Aim of the task:
Return all lines below containing the word "Neighbour".

Given records:
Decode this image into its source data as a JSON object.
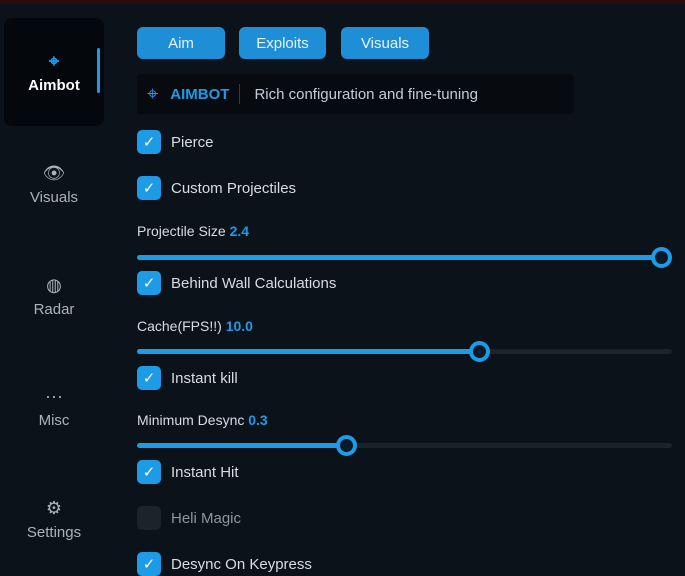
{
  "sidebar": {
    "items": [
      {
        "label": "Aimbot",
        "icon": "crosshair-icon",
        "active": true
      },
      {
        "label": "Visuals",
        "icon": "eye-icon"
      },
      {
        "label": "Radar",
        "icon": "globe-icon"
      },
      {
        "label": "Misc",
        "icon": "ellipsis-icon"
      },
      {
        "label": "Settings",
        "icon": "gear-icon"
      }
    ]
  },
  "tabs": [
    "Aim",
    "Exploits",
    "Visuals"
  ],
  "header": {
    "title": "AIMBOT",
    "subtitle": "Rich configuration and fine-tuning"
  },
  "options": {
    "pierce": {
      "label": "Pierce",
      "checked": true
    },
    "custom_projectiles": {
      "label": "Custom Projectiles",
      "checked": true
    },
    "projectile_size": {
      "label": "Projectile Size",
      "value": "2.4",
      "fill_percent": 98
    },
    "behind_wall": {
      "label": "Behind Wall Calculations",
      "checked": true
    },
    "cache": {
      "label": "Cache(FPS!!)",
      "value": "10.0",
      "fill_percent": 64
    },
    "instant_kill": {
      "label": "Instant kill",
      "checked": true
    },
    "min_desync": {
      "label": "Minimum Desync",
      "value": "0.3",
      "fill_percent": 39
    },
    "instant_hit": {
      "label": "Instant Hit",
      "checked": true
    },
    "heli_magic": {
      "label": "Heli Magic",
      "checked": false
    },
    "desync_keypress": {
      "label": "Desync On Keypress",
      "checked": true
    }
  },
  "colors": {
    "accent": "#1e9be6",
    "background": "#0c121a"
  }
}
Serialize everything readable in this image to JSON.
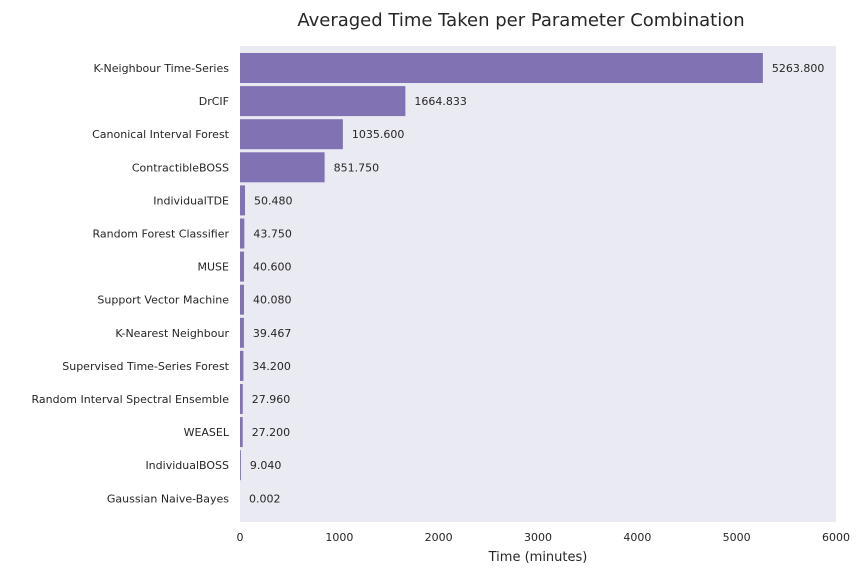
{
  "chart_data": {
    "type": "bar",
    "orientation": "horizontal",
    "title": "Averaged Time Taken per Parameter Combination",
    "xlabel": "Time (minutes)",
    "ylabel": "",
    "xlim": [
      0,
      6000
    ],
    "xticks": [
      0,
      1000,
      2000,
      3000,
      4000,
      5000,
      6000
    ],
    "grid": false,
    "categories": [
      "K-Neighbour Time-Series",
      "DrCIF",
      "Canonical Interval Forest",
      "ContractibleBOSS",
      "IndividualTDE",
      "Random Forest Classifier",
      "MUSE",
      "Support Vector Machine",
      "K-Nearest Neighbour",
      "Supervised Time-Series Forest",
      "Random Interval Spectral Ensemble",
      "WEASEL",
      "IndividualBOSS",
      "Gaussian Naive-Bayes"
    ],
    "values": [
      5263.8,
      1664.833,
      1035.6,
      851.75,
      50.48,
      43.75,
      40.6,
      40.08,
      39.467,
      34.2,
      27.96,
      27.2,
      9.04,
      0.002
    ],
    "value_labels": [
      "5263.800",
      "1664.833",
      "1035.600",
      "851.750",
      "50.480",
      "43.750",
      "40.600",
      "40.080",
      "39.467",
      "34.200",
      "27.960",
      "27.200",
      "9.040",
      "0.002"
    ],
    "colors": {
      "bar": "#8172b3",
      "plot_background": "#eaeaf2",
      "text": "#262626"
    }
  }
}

Exercise result:
      "K-Neighbour Time-Series",
      "K-Nearest Neighbour",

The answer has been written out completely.